* [REQUIREMENTS] Copy the full set of lines exactly as given.

* [DATA SHOWN]

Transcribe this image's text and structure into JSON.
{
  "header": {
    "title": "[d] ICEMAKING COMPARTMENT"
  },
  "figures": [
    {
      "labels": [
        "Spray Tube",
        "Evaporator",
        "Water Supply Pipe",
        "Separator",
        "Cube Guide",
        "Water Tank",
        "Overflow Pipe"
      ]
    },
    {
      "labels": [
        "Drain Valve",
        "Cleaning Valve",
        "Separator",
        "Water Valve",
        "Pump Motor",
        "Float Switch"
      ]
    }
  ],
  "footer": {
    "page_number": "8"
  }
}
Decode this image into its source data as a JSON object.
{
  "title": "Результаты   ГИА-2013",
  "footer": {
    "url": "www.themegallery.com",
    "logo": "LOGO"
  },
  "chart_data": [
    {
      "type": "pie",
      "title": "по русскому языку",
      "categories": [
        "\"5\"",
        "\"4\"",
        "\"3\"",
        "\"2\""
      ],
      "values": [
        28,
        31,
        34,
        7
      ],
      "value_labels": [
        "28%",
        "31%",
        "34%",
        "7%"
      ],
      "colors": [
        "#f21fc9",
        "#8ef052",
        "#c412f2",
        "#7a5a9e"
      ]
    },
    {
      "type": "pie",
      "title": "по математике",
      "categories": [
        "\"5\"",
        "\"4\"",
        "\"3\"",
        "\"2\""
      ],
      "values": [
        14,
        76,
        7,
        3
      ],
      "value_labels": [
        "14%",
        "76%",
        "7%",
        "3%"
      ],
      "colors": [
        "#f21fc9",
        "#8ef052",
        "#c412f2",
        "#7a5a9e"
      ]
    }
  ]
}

* [TASK RESPONSE]
Transcribe this image's text and structure into JSON.
{
  "header": {
    "title": "[d] ICEMAKING COMPARTMENT"
  },
  "figures": [
    {
      "labels": [
        "Spray Tube",
        "Evaporator",
        "Water Supply Pipe",
        "Separator",
        "Cube Guide",
        "Water Tank",
        "Overflow Pipe"
      ]
    },
    {
      "labels": [
        "Drain Valve",
        "Cleaning Valve",
        "Separator",
        "Water Valve",
        "Pump Motor",
        "Float Switch"
      ]
    }
  ],
  "footer": {
    "page_number": "8"
  }
}
Decode this image into its source data as a JSON object.
{
  "title": "Результаты   ГИА-2013",
  "footer": {
    "url": "www.themegallery.com",
    "logo": "LOGO"
  },
  "chart_data": [
    {
      "type": "pie",
      "title": "по русскому языку",
      "categories": [
        "\"5\"",
        "\"4\"",
        "\"3\"",
        "\"2\""
      ],
      "values": [
        28,
        31,
        34,
        7
      ],
      "value_labels": [
        "28%",
        "31%",
        "34%",
        "7%"
      ],
      "colors": [
        "#f21fc9",
        "#8ef052",
        "#c412f2",
        "#7a5a9e"
      ]
    },
    {
      "type": "pie",
      "title": "по математике",
      "categories": [
        "\"5\"",
        "\"4\"",
        "\"3\"",
        "\"2\""
      ],
      "values": [
        14,
        76,
        7,
        3
      ],
      "value_labels": [
        "14%",
        "76%",
        "7%",
        "3%"
      ],
      "colors": [
        "#f21fc9",
        "#8ef052",
        "#c412f2",
        "#7a5a9e"
      ]
    }
  ]
}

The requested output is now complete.